[Records provided]:

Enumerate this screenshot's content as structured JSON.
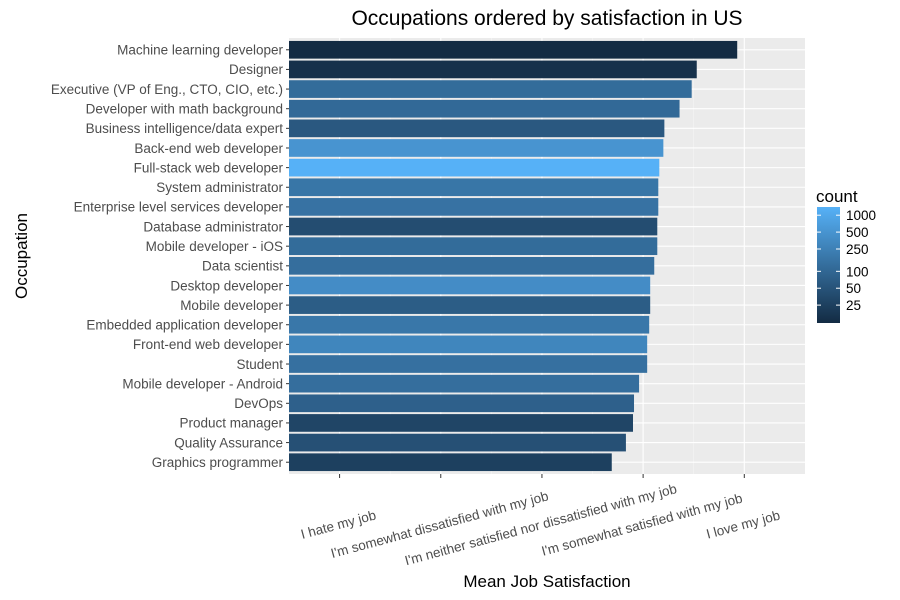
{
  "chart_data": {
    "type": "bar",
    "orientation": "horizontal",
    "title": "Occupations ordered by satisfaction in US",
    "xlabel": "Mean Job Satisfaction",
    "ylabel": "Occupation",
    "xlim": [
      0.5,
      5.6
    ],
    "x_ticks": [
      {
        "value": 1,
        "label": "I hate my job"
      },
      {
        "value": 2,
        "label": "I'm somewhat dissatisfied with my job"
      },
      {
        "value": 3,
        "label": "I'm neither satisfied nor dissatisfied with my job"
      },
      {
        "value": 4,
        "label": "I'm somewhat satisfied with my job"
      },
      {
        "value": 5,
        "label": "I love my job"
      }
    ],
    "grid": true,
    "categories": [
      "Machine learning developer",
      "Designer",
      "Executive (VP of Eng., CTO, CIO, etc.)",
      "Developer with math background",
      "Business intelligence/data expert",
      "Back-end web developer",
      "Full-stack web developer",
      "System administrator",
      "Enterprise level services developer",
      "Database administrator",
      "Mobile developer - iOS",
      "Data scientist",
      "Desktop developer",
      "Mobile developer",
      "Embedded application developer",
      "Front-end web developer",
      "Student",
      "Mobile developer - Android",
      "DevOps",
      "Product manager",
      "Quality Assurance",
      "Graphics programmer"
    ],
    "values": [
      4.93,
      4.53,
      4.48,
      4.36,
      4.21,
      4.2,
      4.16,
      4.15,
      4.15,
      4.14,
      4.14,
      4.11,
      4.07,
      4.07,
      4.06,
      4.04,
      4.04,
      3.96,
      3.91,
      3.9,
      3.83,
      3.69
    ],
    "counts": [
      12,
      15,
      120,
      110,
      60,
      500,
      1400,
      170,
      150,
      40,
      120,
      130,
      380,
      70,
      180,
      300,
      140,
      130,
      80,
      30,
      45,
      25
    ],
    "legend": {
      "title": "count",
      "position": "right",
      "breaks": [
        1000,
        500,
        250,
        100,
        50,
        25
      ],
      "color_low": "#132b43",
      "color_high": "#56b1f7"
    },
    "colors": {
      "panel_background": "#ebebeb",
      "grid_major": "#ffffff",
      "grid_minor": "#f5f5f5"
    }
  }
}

[Exercise]: Reproduce the data above in full, exactly as it is, with the pictures left out.

[Result]:
Enumerate this screenshot's content as structured JSON.
{
  "chart_data": {
    "type": "bar",
    "orientation": "horizontal",
    "title": "Occupations ordered by satisfaction in US",
    "xlabel": "Mean Job Satisfaction",
    "ylabel": "Occupation",
    "xlim": [
      0.5,
      5.6
    ],
    "x_ticks": [
      {
        "value": 1,
        "label": "I hate my job"
      },
      {
        "value": 2,
        "label": "I'm somewhat dissatisfied with my job"
      },
      {
        "value": 3,
        "label": "I'm neither satisfied nor dissatisfied with my job"
      },
      {
        "value": 4,
        "label": "I'm somewhat satisfied with my job"
      },
      {
        "value": 5,
        "label": "I love my job"
      }
    ],
    "grid": true,
    "categories": [
      "Machine learning developer",
      "Designer",
      "Executive (VP of Eng., CTO, CIO, etc.)",
      "Developer with math background",
      "Business intelligence/data expert",
      "Back-end web developer",
      "Full-stack web developer",
      "System administrator",
      "Enterprise level services developer",
      "Database administrator",
      "Mobile developer - iOS",
      "Data scientist",
      "Desktop developer",
      "Mobile developer",
      "Embedded application developer",
      "Front-end web developer",
      "Student",
      "Mobile developer - Android",
      "DevOps",
      "Product manager",
      "Quality Assurance",
      "Graphics programmer"
    ],
    "values": [
      4.93,
      4.53,
      4.48,
      4.36,
      4.21,
      4.2,
      4.16,
      4.15,
      4.15,
      4.14,
      4.14,
      4.11,
      4.07,
      4.07,
      4.06,
      4.04,
      4.04,
      3.96,
      3.91,
      3.9,
      3.83,
      3.69
    ],
    "counts": [
      12,
      15,
      120,
      110,
      60,
      500,
      1400,
      170,
      150,
      40,
      120,
      130,
      380,
      70,
      180,
      300,
      140,
      130,
      80,
      30,
      45,
      25
    ],
    "legend": {
      "title": "count",
      "position": "right",
      "breaks": [
        1000,
        500,
        250,
        100,
        50,
        25
      ],
      "color_low": "#132b43",
      "color_high": "#56b1f7"
    },
    "colors": {
      "panel_background": "#ebebeb",
      "grid_major": "#ffffff",
      "grid_minor": "#f5f5f5"
    }
  }
}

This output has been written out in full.